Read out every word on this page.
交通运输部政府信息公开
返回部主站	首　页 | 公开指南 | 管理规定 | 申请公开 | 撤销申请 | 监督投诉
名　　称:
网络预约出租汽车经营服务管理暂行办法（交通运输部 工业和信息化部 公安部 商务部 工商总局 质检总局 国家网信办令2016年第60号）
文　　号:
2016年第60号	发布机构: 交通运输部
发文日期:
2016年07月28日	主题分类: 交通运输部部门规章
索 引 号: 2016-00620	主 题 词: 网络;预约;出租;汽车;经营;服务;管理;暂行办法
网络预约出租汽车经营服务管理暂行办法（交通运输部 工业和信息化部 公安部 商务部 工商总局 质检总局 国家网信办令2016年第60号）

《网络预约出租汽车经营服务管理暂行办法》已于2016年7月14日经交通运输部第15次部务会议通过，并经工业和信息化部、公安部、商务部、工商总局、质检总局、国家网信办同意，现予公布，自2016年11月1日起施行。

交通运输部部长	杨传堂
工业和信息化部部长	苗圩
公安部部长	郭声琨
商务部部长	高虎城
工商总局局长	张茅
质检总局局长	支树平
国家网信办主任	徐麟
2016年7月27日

THE TASK: Give back the whole listing, word for word.

IN RESPONSE:
Read out every word on this page.
交通运输部政府信息公开
返回部主站	首　页 | 公开指南 | 管理规定 | 申请公开 | 撤销申请 | 监督投诉
名　　称:
网络预约出租汽车经营服务管理暂行办法（交通运输部 工业和信息化部 公安部 商务部 工商总局 质检总局 国家网信办令2016年第60号）
文　　号:
2016年第60号	发布机构: 交通运输部
发文日期:
2016年07月28日	主题分类: 交通运输部部门规章
索 引 号: 2016-00620	主 题 词: 网络;预约;出租;汽车;经营;服务;管理;暂行办法
网络预约出租汽车经营服务管理暂行办法（交通运输部 工业和信息化部 公安部 商务部 工商总局 质检总局 国家网信办令2016年第60号）

《网络预约出租汽车经营服务管理暂行办法》已于2016年7月14日经交通运输部第15次部务会议通过，并经工业和信息化部、公安部、商务部、工商总局、质检总局、国家网信办同意，现予公布，自2016年11月1日起施行。

交通运输部部长	杨传堂
工业和信息化部部长	苗圩
公安部部长	郭声琨
商务部部长	高虎城
工商总局局长	张茅
质检总局局长	支树平
国家网信办主任	徐麟
2016年7月27日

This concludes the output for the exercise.